:: Your goal ::
Lines with the word "watermark" are the ones wanted. Copy each of them from the entries below.

:: Stored data entries ::
+++

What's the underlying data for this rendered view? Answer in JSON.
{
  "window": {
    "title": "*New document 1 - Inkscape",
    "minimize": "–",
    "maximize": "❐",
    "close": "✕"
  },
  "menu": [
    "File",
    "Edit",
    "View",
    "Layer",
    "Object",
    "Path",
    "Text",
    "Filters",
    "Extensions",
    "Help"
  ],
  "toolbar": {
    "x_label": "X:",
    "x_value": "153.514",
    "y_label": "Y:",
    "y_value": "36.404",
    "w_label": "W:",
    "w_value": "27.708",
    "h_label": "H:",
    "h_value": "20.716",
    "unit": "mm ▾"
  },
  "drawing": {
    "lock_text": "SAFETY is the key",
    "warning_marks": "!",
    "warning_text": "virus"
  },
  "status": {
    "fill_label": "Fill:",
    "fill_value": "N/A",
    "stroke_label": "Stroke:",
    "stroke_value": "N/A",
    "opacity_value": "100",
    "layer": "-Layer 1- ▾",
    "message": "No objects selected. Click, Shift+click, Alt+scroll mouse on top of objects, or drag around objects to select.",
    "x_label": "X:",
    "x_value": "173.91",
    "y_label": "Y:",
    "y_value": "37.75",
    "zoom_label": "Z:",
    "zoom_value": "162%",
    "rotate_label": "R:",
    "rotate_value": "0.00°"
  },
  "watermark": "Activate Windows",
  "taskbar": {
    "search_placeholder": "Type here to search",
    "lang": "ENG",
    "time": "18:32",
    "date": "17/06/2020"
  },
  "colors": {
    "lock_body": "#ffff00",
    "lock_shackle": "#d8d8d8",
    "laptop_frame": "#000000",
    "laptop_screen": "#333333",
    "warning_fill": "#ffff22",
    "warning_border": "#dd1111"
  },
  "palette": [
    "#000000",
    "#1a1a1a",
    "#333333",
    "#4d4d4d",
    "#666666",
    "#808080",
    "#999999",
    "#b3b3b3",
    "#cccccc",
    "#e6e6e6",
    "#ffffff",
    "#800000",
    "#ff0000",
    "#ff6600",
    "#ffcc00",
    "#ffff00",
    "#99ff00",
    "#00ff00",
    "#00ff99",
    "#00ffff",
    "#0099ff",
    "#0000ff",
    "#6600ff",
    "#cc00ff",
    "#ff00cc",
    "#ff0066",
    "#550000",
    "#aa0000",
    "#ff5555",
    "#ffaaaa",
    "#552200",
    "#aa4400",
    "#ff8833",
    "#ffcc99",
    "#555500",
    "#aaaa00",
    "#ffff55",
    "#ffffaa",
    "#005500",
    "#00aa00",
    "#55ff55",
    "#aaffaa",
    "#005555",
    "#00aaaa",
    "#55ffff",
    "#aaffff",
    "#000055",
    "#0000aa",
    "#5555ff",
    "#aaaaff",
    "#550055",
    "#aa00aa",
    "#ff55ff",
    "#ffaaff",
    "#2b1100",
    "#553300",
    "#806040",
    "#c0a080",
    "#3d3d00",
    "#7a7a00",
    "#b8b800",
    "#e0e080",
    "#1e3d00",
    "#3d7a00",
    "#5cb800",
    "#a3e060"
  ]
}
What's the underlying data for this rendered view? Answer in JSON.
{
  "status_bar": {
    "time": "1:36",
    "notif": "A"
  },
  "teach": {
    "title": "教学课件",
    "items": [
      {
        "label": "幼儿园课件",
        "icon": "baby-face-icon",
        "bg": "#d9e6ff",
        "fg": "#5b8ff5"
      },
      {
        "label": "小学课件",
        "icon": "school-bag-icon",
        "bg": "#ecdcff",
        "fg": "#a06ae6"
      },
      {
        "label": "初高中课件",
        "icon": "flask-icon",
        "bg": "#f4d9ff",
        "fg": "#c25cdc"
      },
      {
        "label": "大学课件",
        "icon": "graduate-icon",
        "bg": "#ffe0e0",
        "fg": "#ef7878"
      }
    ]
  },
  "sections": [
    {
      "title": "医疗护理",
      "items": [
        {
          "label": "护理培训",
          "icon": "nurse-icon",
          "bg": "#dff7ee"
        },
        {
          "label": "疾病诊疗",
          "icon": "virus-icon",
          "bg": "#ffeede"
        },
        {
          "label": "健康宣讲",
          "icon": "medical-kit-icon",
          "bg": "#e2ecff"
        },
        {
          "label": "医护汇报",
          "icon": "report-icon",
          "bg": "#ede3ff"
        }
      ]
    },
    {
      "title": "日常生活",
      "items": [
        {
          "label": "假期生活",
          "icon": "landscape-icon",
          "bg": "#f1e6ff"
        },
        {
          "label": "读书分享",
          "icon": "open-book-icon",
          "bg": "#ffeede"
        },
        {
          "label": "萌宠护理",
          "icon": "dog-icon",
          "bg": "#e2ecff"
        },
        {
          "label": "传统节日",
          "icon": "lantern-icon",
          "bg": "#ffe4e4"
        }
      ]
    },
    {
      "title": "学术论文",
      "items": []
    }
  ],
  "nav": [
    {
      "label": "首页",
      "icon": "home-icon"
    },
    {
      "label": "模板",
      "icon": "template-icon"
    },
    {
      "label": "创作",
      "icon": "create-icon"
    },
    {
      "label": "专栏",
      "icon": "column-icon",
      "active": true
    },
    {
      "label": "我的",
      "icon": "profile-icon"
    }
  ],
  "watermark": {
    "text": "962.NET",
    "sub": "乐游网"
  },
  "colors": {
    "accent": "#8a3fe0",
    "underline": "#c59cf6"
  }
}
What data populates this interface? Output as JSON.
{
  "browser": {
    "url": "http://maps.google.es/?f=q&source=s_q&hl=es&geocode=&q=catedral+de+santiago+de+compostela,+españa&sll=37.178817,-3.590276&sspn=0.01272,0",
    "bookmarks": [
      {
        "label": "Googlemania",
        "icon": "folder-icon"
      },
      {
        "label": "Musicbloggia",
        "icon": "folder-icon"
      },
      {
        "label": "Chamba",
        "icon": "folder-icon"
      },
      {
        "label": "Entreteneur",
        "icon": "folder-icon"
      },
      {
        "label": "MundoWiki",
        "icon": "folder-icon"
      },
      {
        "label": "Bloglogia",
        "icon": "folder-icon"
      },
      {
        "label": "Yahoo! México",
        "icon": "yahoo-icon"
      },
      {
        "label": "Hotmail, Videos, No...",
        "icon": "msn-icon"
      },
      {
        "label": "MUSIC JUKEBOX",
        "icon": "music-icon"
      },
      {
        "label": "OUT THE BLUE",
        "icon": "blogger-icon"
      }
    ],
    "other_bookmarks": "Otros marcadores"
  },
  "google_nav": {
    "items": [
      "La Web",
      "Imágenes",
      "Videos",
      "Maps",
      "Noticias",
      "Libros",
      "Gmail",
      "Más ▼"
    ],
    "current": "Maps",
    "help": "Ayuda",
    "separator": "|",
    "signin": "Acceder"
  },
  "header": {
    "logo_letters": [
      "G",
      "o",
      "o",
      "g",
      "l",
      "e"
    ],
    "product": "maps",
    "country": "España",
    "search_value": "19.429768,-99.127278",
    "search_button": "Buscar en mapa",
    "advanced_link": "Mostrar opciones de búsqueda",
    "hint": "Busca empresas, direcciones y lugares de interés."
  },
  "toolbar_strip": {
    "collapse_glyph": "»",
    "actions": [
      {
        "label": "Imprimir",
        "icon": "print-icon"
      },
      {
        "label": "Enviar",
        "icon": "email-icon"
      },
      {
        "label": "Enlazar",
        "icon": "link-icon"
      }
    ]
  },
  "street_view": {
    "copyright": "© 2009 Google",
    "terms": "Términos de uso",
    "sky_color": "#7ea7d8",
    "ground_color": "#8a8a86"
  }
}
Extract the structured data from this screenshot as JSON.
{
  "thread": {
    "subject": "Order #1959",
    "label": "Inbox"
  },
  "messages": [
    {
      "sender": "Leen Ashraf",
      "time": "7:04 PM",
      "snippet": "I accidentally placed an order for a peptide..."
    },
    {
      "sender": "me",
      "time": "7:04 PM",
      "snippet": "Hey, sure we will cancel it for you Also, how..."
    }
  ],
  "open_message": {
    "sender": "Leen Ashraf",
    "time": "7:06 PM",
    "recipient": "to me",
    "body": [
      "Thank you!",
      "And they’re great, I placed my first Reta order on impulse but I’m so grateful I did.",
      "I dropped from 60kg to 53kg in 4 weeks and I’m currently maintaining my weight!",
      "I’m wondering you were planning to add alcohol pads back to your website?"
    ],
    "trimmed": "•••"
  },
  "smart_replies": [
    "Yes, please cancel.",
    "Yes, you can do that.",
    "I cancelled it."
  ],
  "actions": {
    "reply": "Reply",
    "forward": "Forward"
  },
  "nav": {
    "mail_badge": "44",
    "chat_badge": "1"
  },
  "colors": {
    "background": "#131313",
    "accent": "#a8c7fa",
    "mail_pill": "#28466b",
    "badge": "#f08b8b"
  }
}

+++

:: The answer ::
  "watermark": "Activate Windows",
  "watermark": {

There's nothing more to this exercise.